>> Begin

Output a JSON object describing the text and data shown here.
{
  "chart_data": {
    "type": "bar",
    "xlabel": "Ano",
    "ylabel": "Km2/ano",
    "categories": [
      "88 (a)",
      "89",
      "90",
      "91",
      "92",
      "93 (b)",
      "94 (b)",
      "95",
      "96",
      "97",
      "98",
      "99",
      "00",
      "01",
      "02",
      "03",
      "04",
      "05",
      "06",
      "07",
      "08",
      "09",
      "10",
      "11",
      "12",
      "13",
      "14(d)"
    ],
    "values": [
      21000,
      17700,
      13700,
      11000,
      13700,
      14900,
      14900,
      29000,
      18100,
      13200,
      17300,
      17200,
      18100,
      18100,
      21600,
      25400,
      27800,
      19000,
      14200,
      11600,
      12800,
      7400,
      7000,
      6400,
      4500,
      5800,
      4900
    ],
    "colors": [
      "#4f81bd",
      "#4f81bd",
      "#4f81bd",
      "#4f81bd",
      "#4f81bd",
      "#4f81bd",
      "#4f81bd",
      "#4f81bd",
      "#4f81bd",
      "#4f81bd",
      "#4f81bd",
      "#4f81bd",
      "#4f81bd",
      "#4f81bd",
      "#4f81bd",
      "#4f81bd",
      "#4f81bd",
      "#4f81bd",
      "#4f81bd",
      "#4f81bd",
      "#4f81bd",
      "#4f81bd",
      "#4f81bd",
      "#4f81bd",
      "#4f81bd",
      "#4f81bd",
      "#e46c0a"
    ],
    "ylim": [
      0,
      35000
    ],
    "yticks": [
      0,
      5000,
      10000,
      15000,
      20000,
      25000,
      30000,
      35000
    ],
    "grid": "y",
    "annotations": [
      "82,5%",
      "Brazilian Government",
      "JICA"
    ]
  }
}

>> End

Problem to work on: Set down the listing in full, keeping every word exactly as it is.

Result below:
Output a JSON object describing the text and data shown here.
{
  "chart_data": {
    "type": "bar",
    "xlabel": "Ano",
    "ylabel": "Km2/ano",
    "categories": [
      "88 (a)",
      "89",
      "90",
      "91",
      "92",
      "93 (b)",
      "94 (b)",
      "95",
      "96",
      "97",
      "98",
      "99",
      "00",
      "01",
      "02",
      "03",
      "04",
      "05",
      "06",
      "07",
      "08",
      "09",
      "10",
      "11",
      "12",
      "13",
      "14(d)"
    ],
    "values": [
      21000,
      17700,
      13700,
      11000,
      13700,
      14900,
      14900,
      29000,
      18100,
      13200,
      17300,
      17200,
      18100,
      18100,
      21600,
      25400,
      27800,
      19000,
      14200,
      11600,
      12800,
      7400,
      7000,
      6400,
      4500,
      5800,
      4900
    ],
    "colors": [
      "#4f81bd",
      "#4f81bd",
      "#4f81bd",
      "#4f81bd",
      "#4f81bd",
      "#4f81bd",
      "#4f81bd",
      "#4f81bd",
      "#4f81bd",
      "#4f81bd",
      "#4f81bd",
      "#4f81bd",
      "#4f81bd",
      "#4f81bd",
      "#4f81bd",
      "#4f81bd",
      "#4f81bd",
      "#4f81bd",
      "#4f81bd",
      "#4f81bd",
      "#4f81bd",
      "#4f81bd",
      "#4f81bd",
      "#4f81bd",
      "#4f81bd",
      "#4f81bd",
      "#e46c0a"
    ],
    "ylim": [
      0,
      35000
    ],
    "yticks": [
      0,
      5000,
      10000,
      15000,
      20000,
      25000,
      30000,
      35000
    ],
    "grid": "y",
    "annotations": [
      "82,5%",
      "Brazilian Government",
      "JICA"
    ]
  }
}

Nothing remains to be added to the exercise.